**Extracted material:**

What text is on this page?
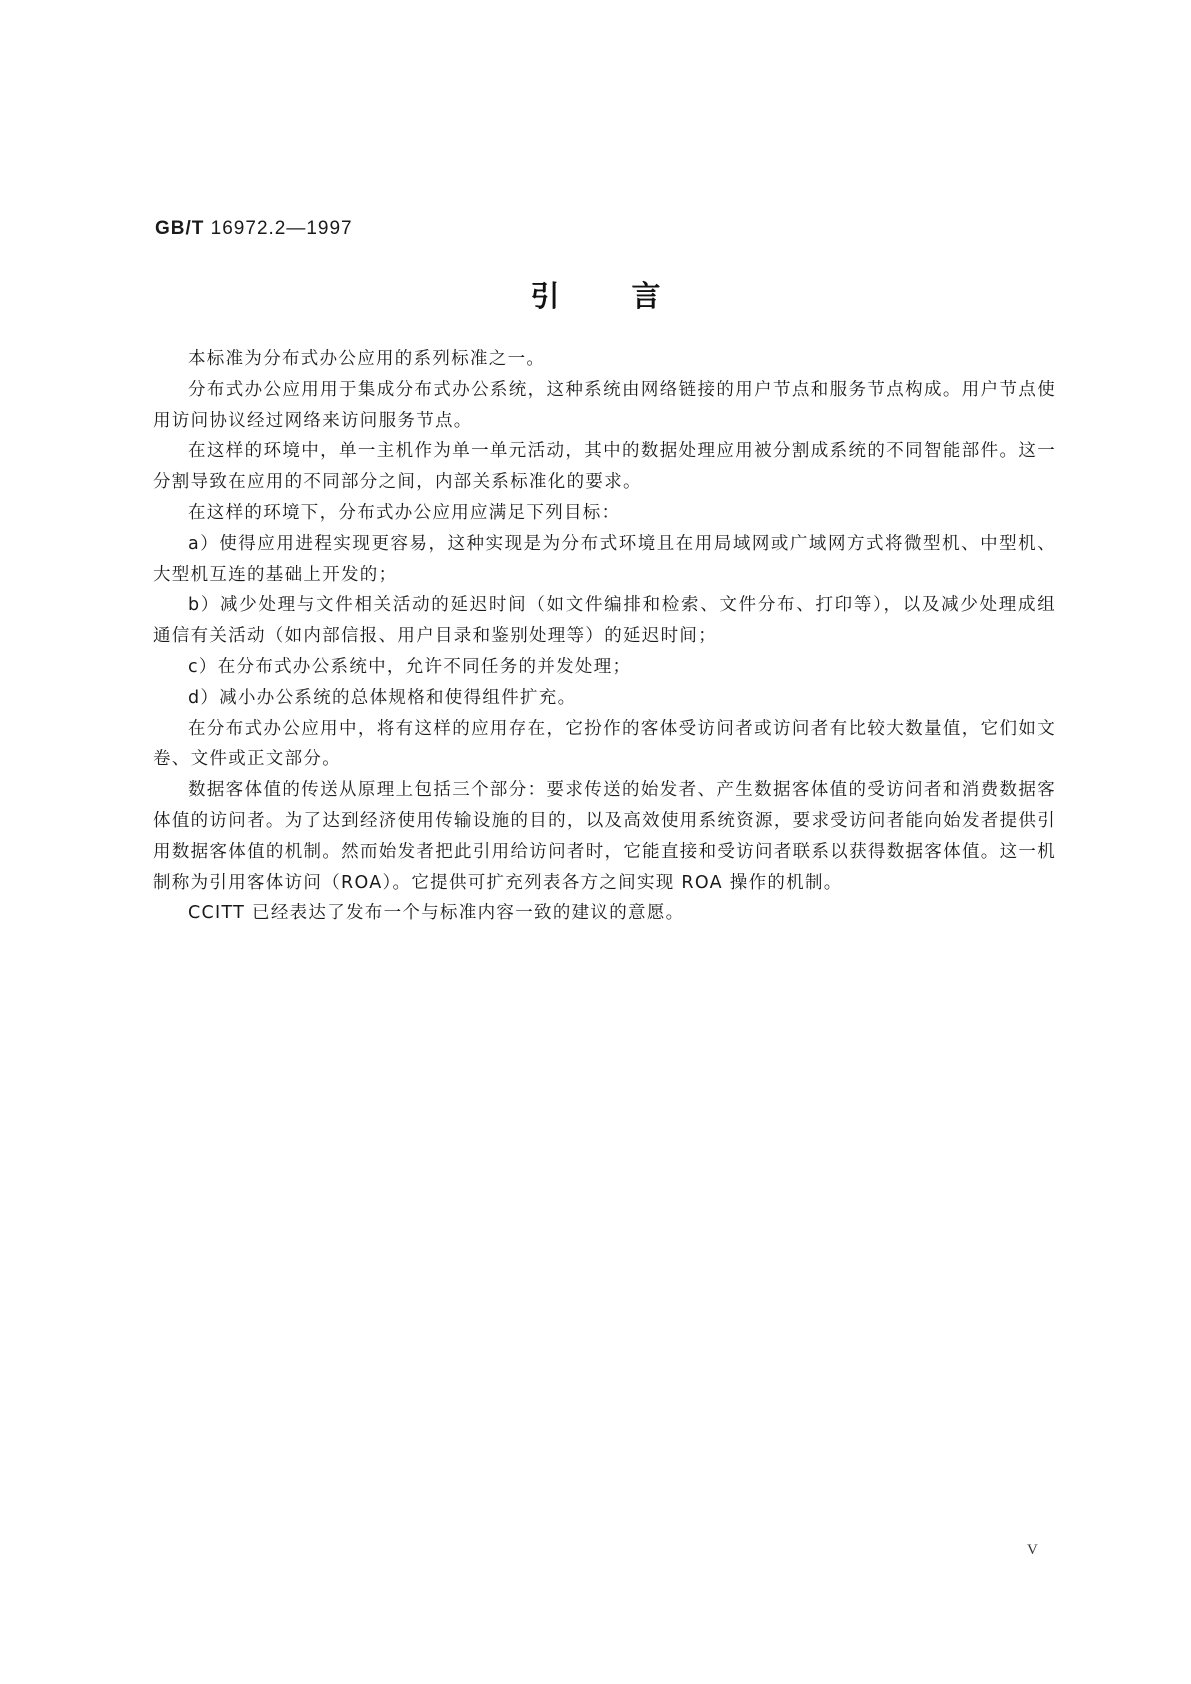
GB/T 16972.2—1997
引言

本标准为分布式办公应用的系列标准之一。

分布式办公应用用于集成分布式办公系统，这种系统由网络链接的用户节点和服务节点构成。用户节点使用访问协议经过网络来访问服务节点。

在这样的环境中，单一主机作为单一单元活动，其中的数据处理应用被分割成系统的不同智能部件。这一分割导致在应用的不同部分之间，内部关系标准化的要求。

在这样的环境下，分布式办公应用应满足下列目标：

a）使得应用进程实现更容易，这种实现是为分布式环境且在用局域网或广域网方式将微型机、中型机、大型机互连的基础上开发的；

b）减少处理与文件相关活动的延迟时间（如文件编排和检索、文件分布、打印等），以及减少处理成组通信有关活动（如内部信报、用户目录和鉴别处理等）的延迟时间；

c）在分布式办公系统中，允许不同任务的并发处理；

d）减小办公系统的总体规格和使得组件扩充。

在分布式办公应用中，将有这样的应用存在，它扮作的客体受访问者或访问者有比较大数量值，它们如文卷、文件或正文部分。

数据客体值的传送从原理上包括三个部分：要求传送的始发者、产生数据客体值的受访问者和消费数据客体值的访问者。为了达到经济使用传输设施的目的，以及高效使用系统资源，要求受访问者能向始发者提供引用数据客体值的机制。然而始发者把此引用给访问者时，它能直接和受访问者联系以获得数据客体值。这一机制称为引用客体访问（ROA）。它提供可扩充列表各方之间实现 ROA 操作的机制。

CCITT 已经表达了发布一个与标准内容一致的建议的意愿。

V
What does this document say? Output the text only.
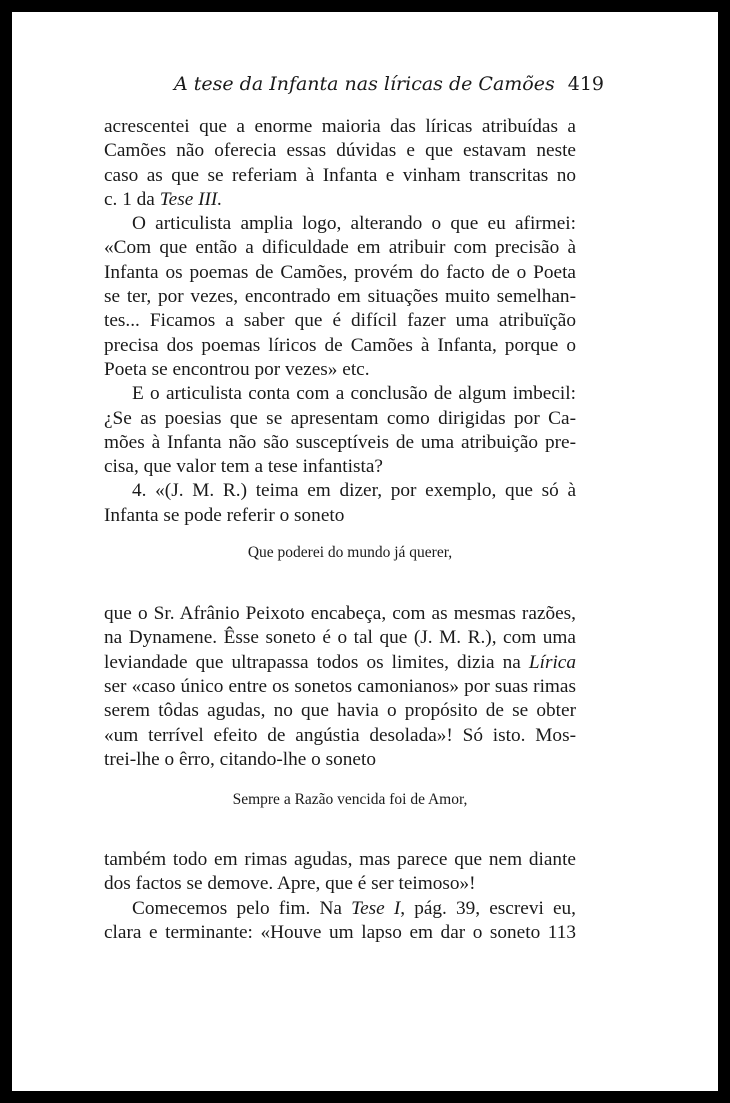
A tese da Infanta nas líricas de Camões 419
acrescentei que a enorme maioria das líricas atribuídas a
Camões não oferecia essas dúvidas e que estavam neste
caso as que se referiam à Infanta e vinham transcritas no
c. 1 da Tese III.
O articulista amplia logo, alterando o que eu afirmei:
«Com que então a dificuldade em atribuir com precisão à
Infanta os poemas de Camões, provém do facto de o Poeta
se ter, por vezes, encontrado em situações muito semelhan-
tes... Ficamos a saber que é difícil fazer uma atribuïção
precisa dos poemas líricos de Camões à Infanta, porque o
Poeta se encontrou por vezes» etc.
E o articulista conta com a conclusão de algum imbecil:
¿Se as poesias que se apresentam como dirigidas por Ca-
mões à Infanta não são susceptíveis de uma atribuição pre-
cisa, que valor tem a tese infantista?
4. «(J. M. R.) teima em dizer, por exemplo, que só à
Infanta se pode referir o soneto
Que poderei do mundo já querer,
que o Sr. Afrânio Peixoto encabeça, com as mesmas razões,
na Dynamene. Êsse soneto é o tal que (J. M. R.), com uma
leviandade que ultrapassa todos os limites, dizia na Lírica
ser «caso único entre os sonetos camonianos» por suas rimas
serem tôdas agudas, no que havia o propósito de se obter
«um terrível efeito de angústia desolada»! Só isto. Mos-
trei-lhe o êrro, citando-lhe o soneto
Sempre a Razão vencida foi de Amor,
também todo em rimas agudas, mas parece que nem diante
dos factos se demove. Apre, que é ser teimoso»!
Comecemos pelo fim. Na Tese I, pág. 39, escrevi eu,
clara e terminante: «Houve um lapso em dar o soneto 113
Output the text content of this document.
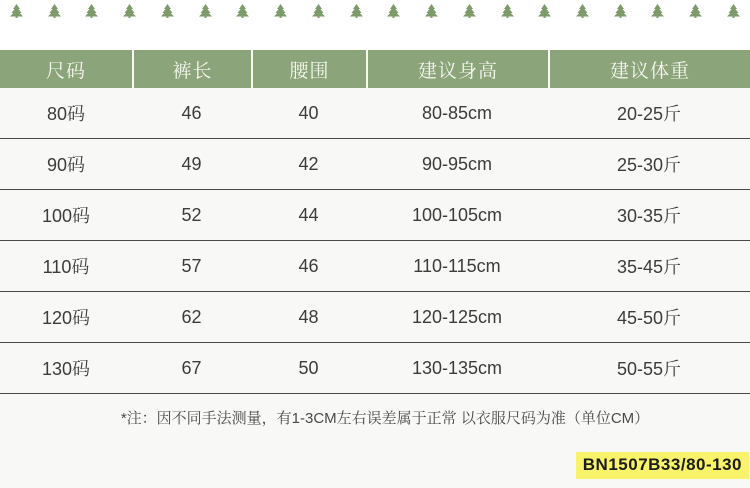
尺码	裤长	腰围	建议身高	建议体重
80码	46	40	80-85cm	20-25斤
90码	49	42	90-95cm	25-30斤
100码	52	44	100-105cm	30-35斤
110码	57	46	110-115cm	35-45斤
120码	62	48	120-125cm	45-50斤
130码	67	50	130-135cm	50-55斤
*注：因不同手法测量，有1-3CM左右误差属于正常 以衣服尺码为准（单位CM）
BN1507B33/80-130
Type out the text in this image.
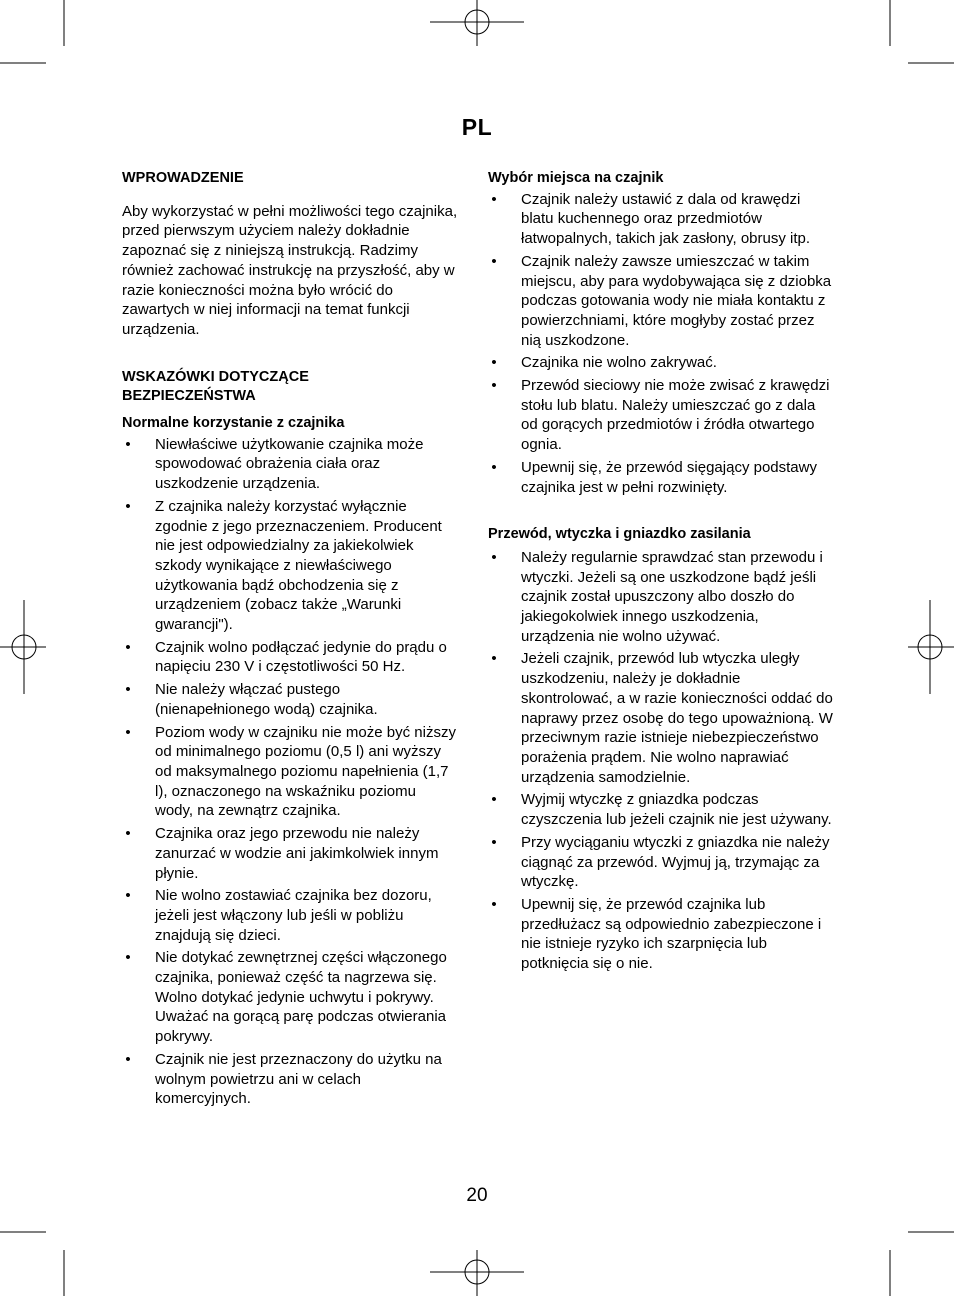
PL
WPROWADZENIE

Aby wykorzystać w pełni możliwości tego czajnika, przed pierwszym użyciem należy dokładnie zapoznać się z niniejszą instrukcją. Radzimy również zachować instrukcję na przyszłość, aby w razie konieczności można było wrócić do zawartych w niej informacji na temat funkcji urządzenia.

WSKAZÓWKI DOTYCZĄCE
BEZPIECZEŃSTWA
Normalne korzystanie z czajnika
• Niewłaściwe użytkowanie czajnika może spowodować obrażenia ciała oraz uszkodzenie urządzenia.
• Z czajnika należy korzystać wyłącznie zgodnie z jego przeznaczeniem. Producent nie jest odpowiedzialny za jakiekolwiek szkody wynikające z niewłaściwego użytkowania bądź obchodzenia się z urządzeniem (zobacz także „Warunki gwarancji").
• Czajnik wolno podłączać jedynie do prądu o napięciu 230 V i częstotliwości 50 Hz.
• Nie należy włączać pustego (nienapełnionego wodą) czajnika.
• Poziom wody w czajniku nie może być niższy od minimalnego poziomu (0,5 l) ani wyższy od maksymalnego poziomu napełnienia (1,7 l), oznaczonego na wskaźniku poziomu wody, na zewnątrz czajnika.
• Czajnika oraz jego przewodu nie należy zanurzać w wodzie ani jakimkolwiek innym płynie.
• Nie wolno zostawiać czajnika bez dozoru, jeżeli jest włączony lub jeśli w pobliżu znajdują się dzieci.
• Nie dotykać zewnętrznej części włączonego czajnika, ponieważ część ta nagrzewa się. Wolno dotykać jedynie uchwytu i pokrywy. Uważać na gorącą parę podczas otwierania pokrywy.
• Czajnik nie jest przeznaczony do użytku na wolnym powietrzu ani w celach komercyjnych.
Wybór miejsca na czajnik
• Czajnik należy ustawić z dala od krawędzi blatu kuchennego oraz przedmiotów łatwopalnych, takich jak zasłony, obrusy itp.
• Czajnik należy zawsze umieszczać w takim miejscu, aby para wydobywająca się z dziobka podczas gotowania wody nie miała kontaktu z powierzchniami, które mogłyby zostać przez nią uszkodzone.
• Czajnika nie wolno zakrywać.
• Przewód sieciowy nie może zwisać z krawędzi stołu lub blatu. Należy umieszczać go z dala od gorących przedmiotów i źródła otwartego ognia.
• Upewnij się, że przewód sięgający podstawy czajnika jest w pełni rozwinięty.
Przewód, wtyczka i gniazdko zasilania
• Należy regularnie sprawdzać stan przewodu i wtyczki. Jeżeli są one uszkodzone bądź jeśli czajnik został upuszczony albo doszło do jakiegokolwiek innego uszkodzenia, urządzenia nie wolno używać.
• Jeżeli czajnik, przewód lub wtyczka uległy uszkodzeniu, należy je dokładnie skontrolować, a w razie konieczności oddać do naprawy przez osobę do tego upoważnioną. W przeciwnym razie istnieje niebezpieczeństwo porażenia prądem. Nie wolno naprawiać urządzenia samodzielnie.
• Wyjmij wtyczkę z gniazdka podczas czyszczenia lub jeżeli czajnik nie jest używany.
• Przy wyciąganiu wtyczki z gniazdka nie należy ciągnąć za przewód. Wyjmuj ją, trzymając za wtyczkę.
• Upewnij się, że przewód czajnika lub przedłużacz są odpowiednio zabezpieczone i nie istnieje ryzyko ich szarpnięcia lub potknięcia się o nie.
20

**What to do:**
Except for the pictures, copy every line of the records above exactly.

**Complete answer:**
What text is on this page?
GB/T 16972.2—1997
引言

本标准为分布式办公应用的系列标准之一。

分布式办公应用用于集成分布式办公系统，这种系统由网络链接的用户节点和服务节点构成。用户节点使用访问协议经过网络来访问服务节点。

在这样的环境中，单一主机作为单一单元活动，其中的数据处理应用被分割成系统的不同智能部件。这一分割导致在应用的不同部分之间，内部关系标准化的要求。

在这样的环境下，分布式办公应用应满足下列目标：

a）使得应用进程实现更容易，这种实现是为分布式环境且在用局域网或广域网方式将微型机、中型机、大型机互连的基础上开发的；

b）减少处理与文件相关活动的延迟时间（如文件编排和检索、文件分布、打印等），以及减少处理成组通信有关活动（如内部信报、用户目录和鉴别处理等）的延迟时间；

c）在分布式办公系统中，允许不同任务的并发处理；

d）减小办公系统的总体规格和使得组件扩充。

在分布式办公应用中，将有这样的应用存在，它扮作的客体受访问者或访问者有比较大数量值，它们如文卷、文件或正文部分。

数据客体值的传送从原理上包括三个部分：要求传送的始发者、产生数据客体值的受访问者和消费数据客体值的访问者。为了达到经济使用传输设施的目的，以及高效使用系统资源，要求受访问者能向始发者提供引用数据客体值的机制。然而始发者把此引用给访问者时，它能直接和受访问者联系以获得数据客体值。这一机制称为引用客体访问（ROA）。它提供可扩充列表各方之间实现 ROA 操作的机制。

CCITT 已经表达了发布一个与标准内容一致的建议的意愿。

V
What does this document say? Output the text only.
A tese da Infanta nas líricas de Camões 419
acrescentei que a enorme maioria das líricas atribuídas a
Camões não oferecia essas dúvidas e que estavam neste
caso as que se referiam à Infanta e vinham transcritas no
c. 1 da Tese III.
O articulista amplia logo, alterando o que eu afirmei:
«Com que então a dificuldade em atribuir com precisão à
Infanta os poemas de Camões, provém do facto de o Poeta
se ter, por vezes, encontrado em situações muito semelhan-
tes... Ficamos a saber que é difícil fazer uma atribuïção
precisa dos poemas líricos de Camões à Infanta, porque o
Poeta se encontrou por vezes» etc.
E o articulista conta com a conclusão de algum imbecil:
¿Se as poesias que se apresentam como dirigidas por Ca-
mões à Infanta não são susceptíveis de uma atribuição pre-
cisa, que valor tem a tese infantista?
4. «(J. M. R.) teima em dizer, por exemplo, que só à
Infanta se pode referir o soneto
Que poderei do mundo já querer,
que o Sr. Afrânio Peixoto encabeça, com as mesmas razões,
na Dynamene. Êsse soneto é o tal que (J. M. R.), com uma
leviandade que ultrapassa todos os limites, dizia na Lírica
ser «caso único entre os sonetos camonianos» por suas rimas
serem tôdas agudas, no que havia o propósito de se obter
«um terrível efeito de angústia desolada»! Só isto. Mos-
trei-lhe o êrro, citando-lhe o soneto
Sempre a Razão vencida foi de Amor,
também todo em rimas agudas, mas parece que nem diante
dos factos se demove. Apre, que é ser teimoso»!
Comecemos pelo fim. Na Tese I, pág. 39, escrevi eu,
clara e terminante: «Houve um lapso em dar o soneto 113
Output the text content of this document.
尺码	裤长	腰围	建议身高	建议体重
80码	46	40	80-85cm	20-25斤
90码	49	42	90-95cm	25-30斤
100码	52	44	100-105cm	30-35斤
110码	57	46	110-115cm	35-45斤
120码	62	48	120-125cm	45-50斤
130码	67	50	130-135cm	50-55斤
*注：因不同手法测量，有1-3CM左右误差属于正常 以衣服尺码为准（单位CM）
BN1507B33/80-130
Type out the text in this image.
PL
WPROWADZENIE

Aby wykorzystać w pełni możliwości tego czajnika, przed pierwszym użyciem należy dokładnie zapoznać się z niniejszą instrukcją. Radzimy również zachować instrukcję na przyszłość, aby w razie konieczności można było wrócić do zawartych w niej informacji na temat funkcji urządzenia.

WSKAZÓWKI DOTYCZĄCE
BEZPIECZEŃSTWA
Normalne korzystanie z czajnika
• Niewłaściwe użytkowanie czajnika może spowodować obrażenia ciała oraz uszkodzenie urządzenia.
• Z czajnika należy korzystać wyłącznie zgodnie z jego przeznaczeniem. Producent nie jest odpowiedzialny za jakiekolwiek szkody wynikające z niewłaściwego użytkowania bądź obchodzenia się z urządzeniem (zobacz także „Warunki gwarancji").
• Czajnik wolno podłączać jedynie do prądu o napięciu 230 V i częstotliwości 50 Hz.
• Nie należy włączać pustego (nienapełnionego wodą) czajnika.
• Poziom wody w czajniku nie może być niższy od minimalnego poziomu (0,5 l) ani wyższy od maksymalnego poziomu napełnienia (1,7 l), oznaczonego na wskaźniku poziomu wody, na zewnątrz czajnika.
• Czajnika oraz jego przewodu nie należy zanurzać w wodzie ani jakimkolwiek innym płynie.
• Nie wolno zostawiać czajnika bez dozoru, jeżeli jest włączony lub jeśli w pobliżu znajdują się dzieci.
• Nie dotykać zewnętrznej części włączonego czajnika, ponieważ część ta nagrzewa się. Wolno dotykać jedynie uchwytu i pokrywy. Uważać na gorącą parę podczas otwierania pokrywy.
• Czajnik nie jest przeznaczony do użytku na wolnym powietrzu ani w celach komercyjnych.
Wybór miejsca na czajnik
• Czajnik należy ustawić z dala od krawędzi blatu kuchennego oraz przedmiotów łatwopalnych, takich jak zasłony, obrusy itp.
• Czajnik należy zawsze umieszczać w takim miejscu, aby para wydobywająca się z dziobka podczas gotowania wody nie miała kontaktu z powierzchniami, które mogłyby zostać przez nią uszkodzone.
• Czajnika nie wolno zakrywać.
• Przewód sieciowy nie może zwisać z krawędzi stołu lub blatu. Należy umieszczać go z dala od gorących przedmiotów i źródła otwartego ognia.
• Upewnij się, że przewód sięgający podstawy czajnika jest w pełni rozwinięty.
Przewód, wtyczka i gniazdko zasilania
• Należy regularnie sprawdzać stan przewodu i wtyczki. Jeżeli są one uszkodzone bądź jeśli czajnik został upuszczony albo doszło do jakiegokolwiek innego uszkodzenia, urządzenia nie wolno używać.
• Jeżeli czajnik, przewód lub wtyczka uległy uszkodzeniu, należy je dokładnie skontrolować, a w razie konieczności oddać do naprawy przez osobę do tego upoważnioną. W przeciwnym razie istnieje niebezpieczeństwo porażenia prądem. Nie wolno naprawiać urządzenia samodzielnie.
• Wyjmij wtyczkę z gniazdka podczas czyszczenia lub jeżeli czajnik nie jest używany.
• Przy wyciąganiu wtyczki z gniazdka nie należy ciągnąć za przewód. Wyjmuj ją, trzymając za wtyczkę.
• Upewnij się, że przewód czajnika lub przedłużacz są odpowiednio zabezpieczone i nie istnieje ryzyko ich szarpnięcia lub potknięcia się o nie.
20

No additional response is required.